* [WHAT THE TASK ASKS]: Render each line of the material below as a row in a Markdown table with two columns, "No." for the row number and "Line" for the line itself, skipping blank lines and leaving out the pictures.

(Dataset excerpt)

========

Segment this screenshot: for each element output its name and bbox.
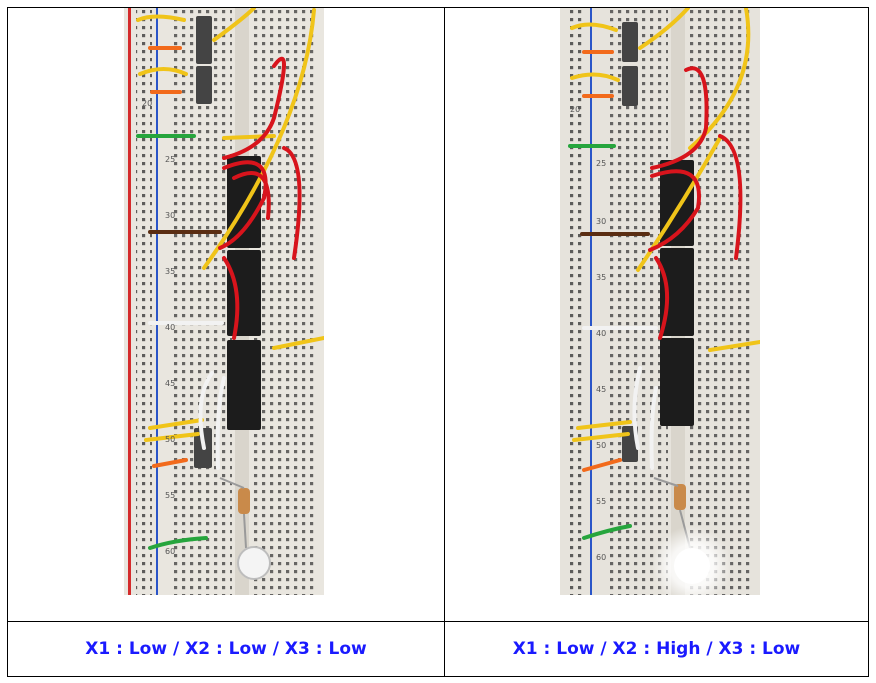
slide-switch: [622, 22, 638, 62]
caption-left: X1 : Low / X2 : Low / X3 : Low: [85, 639, 367, 659]
led: [237, 546, 271, 580]
comparison-table: 20 25 30 35 40 45 50 55 60: [7, 7, 869, 677]
resistor: [674, 484, 686, 510]
ic-chip: [660, 338, 694, 426]
svg-text:25: 25: [596, 159, 606, 168]
ic-chip: [227, 340, 261, 430]
svg-text:50: 50: [165, 435, 175, 444]
caption-right: X1 : Low / X2 : High / X3 : Low: [512, 639, 801, 659]
slide-switch: [196, 66, 212, 104]
svg-text:35: 35: [165, 267, 175, 276]
breadboard-photo-on: 20 25 30 35 40 45 50 55 60: [560, 8, 760, 595]
svg-text:20: 20: [570, 105, 580, 114]
svg-text:40: 40: [596, 329, 606, 338]
svg-text:50: 50: [596, 441, 606, 450]
ic-chip: [227, 250, 261, 336]
slide-switch: [196, 16, 212, 64]
svg-text:55: 55: [165, 491, 175, 500]
breadboard-photo-off: 20 25 30 35 40 45 50 55 60: [124, 8, 324, 595]
ic-chip: [660, 248, 694, 336]
svg-text:40: 40: [165, 323, 175, 332]
svg-text:60: 60: [596, 553, 606, 562]
table-divider-vertical: [444, 8, 445, 676]
svg-text:25: 25: [165, 155, 175, 164]
svg-text:45: 45: [596, 385, 606, 394]
svg-text:30: 30: [165, 211, 175, 220]
svg-text:55: 55: [596, 497, 606, 506]
table-divider-horizontal: [8, 621, 868, 622]
svg-text:60: 60: [165, 547, 175, 556]
led: [674, 548, 710, 584]
slide-switch: [622, 66, 638, 106]
svg-text:35: 35: [596, 273, 606, 282]
svg-text:45: 45: [165, 379, 175, 388]
ic-chip: [227, 156, 261, 248]
resistor: [238, 488, 250, 514]
svg-text:20: 20: [142, 99, 152, 108]
svg-text:30: 30: [596, 217, 606, 226]
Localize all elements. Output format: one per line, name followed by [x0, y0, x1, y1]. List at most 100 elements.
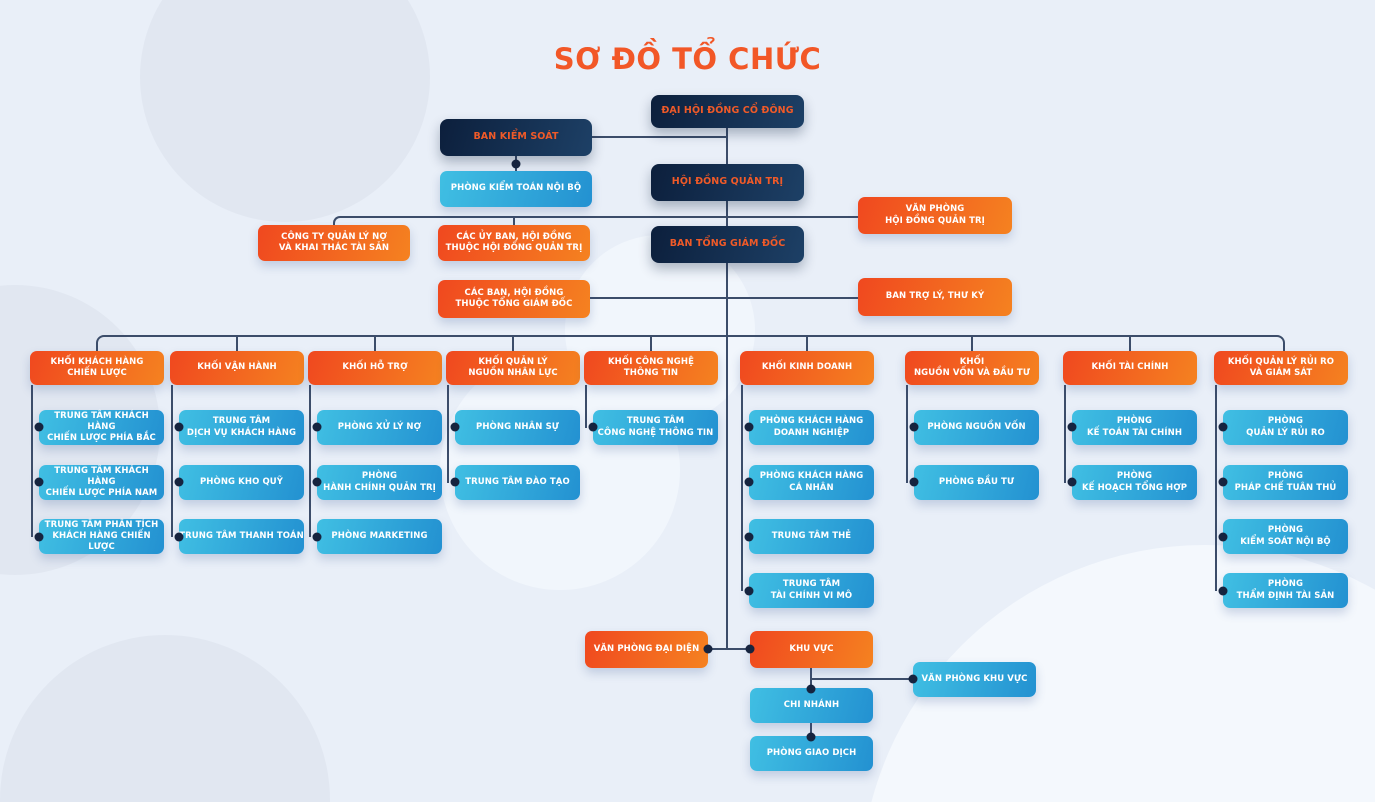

========

* [FULL OUTPUT]:
| No. | Line |
|---|---|
| 1 | Segment this screenshot: for each element output its name and bbox. |
| 2 | slide-switch: [622, 22, 638, 62] |
| 3 | caption-left: X1 : Low / X2 : Low / X3 : Low: [85, 639, 367, 659] |
| 4 | led: [237, 546, 271, 580] |
| 5 | comparison-table: 20 25 30 35 40 45 50 55 60: [7, 7, 869, 677] |
| 6 | resistor: [674, 484, 686, 510] |
| 7 | ic-chip: [660, 338, 694, 426] |
| 8 | svg-text:25: 25: [596, 159, 606, 168] |
| 9 | ic-chip: [227, 340, 261, 430] |
| 10 | svg-text:50: 50: [165, 435, 175, 444] |
| 11 | caption-right: X1 : Low / X2 : High / X3 : Low: [512, 639, 801, 659] |
| 12 | slide-switch: [196, 66, 212, 104] |
| 13 | svg-text:35: 35: [165, 267, 175, 276] |
| 14 | breadboard-photo-on: 20 25 30 35 40 45 50 55 60: [560, 8, 760, 595] |
| 15 | svg-text:20: 20: [570, 105, 580, 114] |
| 16 | svg-text:40: 40: [596, 329, 606, 338] |
| 17 | svg-text:50: 50: [596, 441, 606, 450] |
| 18 | ic-chip: [227, 250, 261, 336] |
| 19 | slide-switch: [196, 16, 212, 64] |
| 20 | svg-text:55: 55: [165, 491, 175, 500] |
| 21 | breadboard-photo-off: 20 25 30 35 40 45 50 55 60: [124, 8, 324, 595] |
| 22 | ic-chip: [660, 248, 694, 336] |
| 23 | svg-text:40: 40: [165, 323, 175, 332] |
| 24 | svg-text:60: 60: [596, 553, 606, 562] |
| 25 | table-divider-vertical: [444, 8, 445, 676] |
| 26 | svg-text:25: 25: [165, 155, 175, 164] |
| 27 | svg-text:45: 45: [596, 385, 606, 394] |
| 28 | svg-text:30: 30: [165, 211, 175, 220] |
| 29 | svg-text:55: 55: [596, 497, 606, 506] |
| 30 | table-divider-horizontal: [8, 621, 868, 622] |
| 31 | svg-text:60: 60: [165, 547, 175, 556] |
| 32 | led: [674, 548, 710, 584] |
| 33 | slide-switch: [622, 66, 638, 106] |
| 34 | svg-text:35: 35: [596, 273, 606, 282] |
| 35 | svg-text:45: 45: [165, 379, 175, 388] |
| 36 | ic-chip: [227, 156, 261, 248] |
| 37 | resistor: [238, 488, 250, 514] |
| 38 | svg-text:20: 20: [142, 99, 152, 108] |
| 39 | svg-text:30: 30: [596, 217, 606, 226] |
| 40 | Localize all elements. Output format: one per line, name followed by [x0, y0, x1, y1]. List at most 100 elements. |